THE REQUEST
Find each line with the string "name" and report it.

ENTRIES
::::::

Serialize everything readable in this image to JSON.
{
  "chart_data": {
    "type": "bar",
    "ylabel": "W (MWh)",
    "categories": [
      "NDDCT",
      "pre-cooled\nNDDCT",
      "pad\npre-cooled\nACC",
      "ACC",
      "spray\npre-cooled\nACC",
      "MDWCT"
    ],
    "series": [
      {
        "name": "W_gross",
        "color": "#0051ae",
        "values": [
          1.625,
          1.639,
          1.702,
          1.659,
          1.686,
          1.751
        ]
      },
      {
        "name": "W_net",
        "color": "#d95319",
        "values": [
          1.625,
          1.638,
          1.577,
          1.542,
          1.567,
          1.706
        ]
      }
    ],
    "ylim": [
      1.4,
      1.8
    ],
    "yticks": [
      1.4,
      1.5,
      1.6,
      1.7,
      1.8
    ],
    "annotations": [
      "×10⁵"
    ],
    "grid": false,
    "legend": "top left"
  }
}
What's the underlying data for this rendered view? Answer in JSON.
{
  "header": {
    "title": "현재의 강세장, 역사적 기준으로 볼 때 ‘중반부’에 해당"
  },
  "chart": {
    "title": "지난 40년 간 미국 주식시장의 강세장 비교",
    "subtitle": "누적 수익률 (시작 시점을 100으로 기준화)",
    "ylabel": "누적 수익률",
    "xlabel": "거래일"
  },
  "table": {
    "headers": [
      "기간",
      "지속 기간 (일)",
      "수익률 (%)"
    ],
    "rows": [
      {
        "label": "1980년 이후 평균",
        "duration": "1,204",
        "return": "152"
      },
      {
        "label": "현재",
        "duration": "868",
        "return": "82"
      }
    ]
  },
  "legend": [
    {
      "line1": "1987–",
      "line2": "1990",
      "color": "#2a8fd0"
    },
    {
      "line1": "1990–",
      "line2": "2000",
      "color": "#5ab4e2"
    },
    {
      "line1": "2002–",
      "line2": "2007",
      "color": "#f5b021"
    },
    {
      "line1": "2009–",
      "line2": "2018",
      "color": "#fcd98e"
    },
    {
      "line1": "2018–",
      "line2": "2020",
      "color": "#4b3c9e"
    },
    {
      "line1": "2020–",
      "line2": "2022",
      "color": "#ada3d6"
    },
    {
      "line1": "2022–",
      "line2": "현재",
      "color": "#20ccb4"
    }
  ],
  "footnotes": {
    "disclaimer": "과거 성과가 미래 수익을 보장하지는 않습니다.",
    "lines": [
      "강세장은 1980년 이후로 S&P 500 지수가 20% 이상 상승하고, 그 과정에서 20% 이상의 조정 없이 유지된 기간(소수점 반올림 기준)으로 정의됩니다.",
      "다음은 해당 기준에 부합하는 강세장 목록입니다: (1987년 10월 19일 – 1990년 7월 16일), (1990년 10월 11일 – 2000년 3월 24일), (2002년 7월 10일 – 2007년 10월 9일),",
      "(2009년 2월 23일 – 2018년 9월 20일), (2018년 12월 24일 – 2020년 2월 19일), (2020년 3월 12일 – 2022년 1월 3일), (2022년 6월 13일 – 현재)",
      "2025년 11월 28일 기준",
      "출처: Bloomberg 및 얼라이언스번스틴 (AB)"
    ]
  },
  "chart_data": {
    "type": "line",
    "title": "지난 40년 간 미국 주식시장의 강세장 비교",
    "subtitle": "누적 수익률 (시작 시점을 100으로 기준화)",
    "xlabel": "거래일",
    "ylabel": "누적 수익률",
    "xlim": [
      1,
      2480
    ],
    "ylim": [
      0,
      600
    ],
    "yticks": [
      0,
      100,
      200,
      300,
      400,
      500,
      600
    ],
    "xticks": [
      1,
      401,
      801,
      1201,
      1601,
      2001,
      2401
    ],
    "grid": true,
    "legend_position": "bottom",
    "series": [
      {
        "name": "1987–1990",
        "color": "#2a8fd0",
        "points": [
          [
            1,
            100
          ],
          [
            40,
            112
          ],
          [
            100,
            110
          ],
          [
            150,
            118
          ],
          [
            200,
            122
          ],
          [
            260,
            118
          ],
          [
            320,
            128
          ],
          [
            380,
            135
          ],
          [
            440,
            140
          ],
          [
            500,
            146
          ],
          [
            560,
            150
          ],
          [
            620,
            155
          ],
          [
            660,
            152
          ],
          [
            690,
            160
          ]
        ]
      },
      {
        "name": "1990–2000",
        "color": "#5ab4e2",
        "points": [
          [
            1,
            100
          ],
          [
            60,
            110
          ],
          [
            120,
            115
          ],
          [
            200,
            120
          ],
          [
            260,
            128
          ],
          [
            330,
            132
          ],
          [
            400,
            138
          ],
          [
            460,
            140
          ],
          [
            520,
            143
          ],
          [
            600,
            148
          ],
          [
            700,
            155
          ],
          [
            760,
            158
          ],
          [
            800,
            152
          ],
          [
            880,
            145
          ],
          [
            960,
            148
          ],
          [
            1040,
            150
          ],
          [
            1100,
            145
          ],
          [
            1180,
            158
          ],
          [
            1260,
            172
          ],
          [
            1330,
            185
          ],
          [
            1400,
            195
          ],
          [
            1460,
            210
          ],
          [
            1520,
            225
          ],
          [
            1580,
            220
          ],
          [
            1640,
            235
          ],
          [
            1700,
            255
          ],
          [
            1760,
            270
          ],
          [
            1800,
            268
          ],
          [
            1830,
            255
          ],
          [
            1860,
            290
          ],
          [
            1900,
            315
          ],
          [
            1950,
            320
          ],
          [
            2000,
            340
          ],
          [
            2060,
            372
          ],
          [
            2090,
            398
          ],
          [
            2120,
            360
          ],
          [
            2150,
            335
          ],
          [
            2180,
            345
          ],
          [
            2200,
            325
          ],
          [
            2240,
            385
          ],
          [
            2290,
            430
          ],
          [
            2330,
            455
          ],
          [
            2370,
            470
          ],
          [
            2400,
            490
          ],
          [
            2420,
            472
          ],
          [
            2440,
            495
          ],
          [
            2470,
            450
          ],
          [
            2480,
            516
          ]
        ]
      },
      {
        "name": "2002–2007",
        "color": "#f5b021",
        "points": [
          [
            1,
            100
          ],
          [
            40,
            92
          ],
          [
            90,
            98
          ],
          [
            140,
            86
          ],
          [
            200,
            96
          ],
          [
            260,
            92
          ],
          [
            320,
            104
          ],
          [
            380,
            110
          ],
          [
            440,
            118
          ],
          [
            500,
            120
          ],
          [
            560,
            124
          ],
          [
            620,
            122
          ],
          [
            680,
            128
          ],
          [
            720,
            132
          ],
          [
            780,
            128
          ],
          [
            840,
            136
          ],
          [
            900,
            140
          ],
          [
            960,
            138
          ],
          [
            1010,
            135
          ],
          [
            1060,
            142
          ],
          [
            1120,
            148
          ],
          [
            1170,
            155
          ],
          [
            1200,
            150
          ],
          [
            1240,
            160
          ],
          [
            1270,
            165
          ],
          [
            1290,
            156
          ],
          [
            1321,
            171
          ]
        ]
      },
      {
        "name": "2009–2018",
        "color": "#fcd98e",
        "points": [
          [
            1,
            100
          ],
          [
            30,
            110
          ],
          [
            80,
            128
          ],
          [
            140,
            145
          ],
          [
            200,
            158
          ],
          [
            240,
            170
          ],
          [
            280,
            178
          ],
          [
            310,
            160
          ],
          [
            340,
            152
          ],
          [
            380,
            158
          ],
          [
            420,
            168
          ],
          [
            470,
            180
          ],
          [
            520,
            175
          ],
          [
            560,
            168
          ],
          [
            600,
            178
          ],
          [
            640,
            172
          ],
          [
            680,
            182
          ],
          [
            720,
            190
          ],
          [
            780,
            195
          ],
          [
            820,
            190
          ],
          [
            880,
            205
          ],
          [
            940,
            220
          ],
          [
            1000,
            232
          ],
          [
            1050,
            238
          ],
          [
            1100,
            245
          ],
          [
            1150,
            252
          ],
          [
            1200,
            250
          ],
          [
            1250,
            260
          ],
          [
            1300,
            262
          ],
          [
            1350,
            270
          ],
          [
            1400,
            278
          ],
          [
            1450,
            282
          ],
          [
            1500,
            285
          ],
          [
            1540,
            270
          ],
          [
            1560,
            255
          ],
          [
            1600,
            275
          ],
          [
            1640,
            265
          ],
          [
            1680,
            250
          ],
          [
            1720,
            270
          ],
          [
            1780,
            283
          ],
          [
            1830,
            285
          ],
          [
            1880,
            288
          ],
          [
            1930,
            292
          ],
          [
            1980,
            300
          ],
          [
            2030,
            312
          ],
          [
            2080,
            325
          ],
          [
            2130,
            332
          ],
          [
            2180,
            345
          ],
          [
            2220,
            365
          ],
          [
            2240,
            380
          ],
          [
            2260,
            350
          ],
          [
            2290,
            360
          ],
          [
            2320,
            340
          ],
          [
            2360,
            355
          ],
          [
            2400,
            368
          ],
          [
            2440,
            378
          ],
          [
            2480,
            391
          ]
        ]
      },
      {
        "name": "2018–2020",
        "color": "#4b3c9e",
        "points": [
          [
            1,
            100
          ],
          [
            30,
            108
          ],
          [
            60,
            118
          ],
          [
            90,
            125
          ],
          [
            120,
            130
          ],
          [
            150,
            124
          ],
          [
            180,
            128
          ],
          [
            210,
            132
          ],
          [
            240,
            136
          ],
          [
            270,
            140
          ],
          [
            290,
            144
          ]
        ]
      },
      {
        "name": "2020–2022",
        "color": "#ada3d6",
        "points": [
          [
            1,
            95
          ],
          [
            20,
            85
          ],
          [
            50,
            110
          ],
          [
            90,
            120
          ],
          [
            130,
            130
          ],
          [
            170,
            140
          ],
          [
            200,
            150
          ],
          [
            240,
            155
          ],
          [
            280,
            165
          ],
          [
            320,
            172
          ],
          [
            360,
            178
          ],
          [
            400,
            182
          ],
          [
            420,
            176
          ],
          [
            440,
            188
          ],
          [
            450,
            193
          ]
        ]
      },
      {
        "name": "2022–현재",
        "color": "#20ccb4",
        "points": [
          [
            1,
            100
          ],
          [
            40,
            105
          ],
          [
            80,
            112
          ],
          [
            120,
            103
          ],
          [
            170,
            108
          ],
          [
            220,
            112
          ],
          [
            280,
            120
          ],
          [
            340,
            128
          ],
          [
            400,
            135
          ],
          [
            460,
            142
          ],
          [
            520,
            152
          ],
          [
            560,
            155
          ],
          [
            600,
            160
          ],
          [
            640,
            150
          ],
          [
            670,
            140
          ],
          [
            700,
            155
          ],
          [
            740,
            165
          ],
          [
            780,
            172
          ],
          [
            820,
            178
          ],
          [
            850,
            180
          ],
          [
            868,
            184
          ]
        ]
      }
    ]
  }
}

::::::

TASK RESPONSE
        "name": "W_gross",
        "name": "W_net",
        "name": "1987–1990",
        "name": "1990–2000",
        "name": "2002–2007",
        "name": "2009–2018",
        "name": "2018–2020",
        "name": "2020–2022",
        "name": "2022–현재",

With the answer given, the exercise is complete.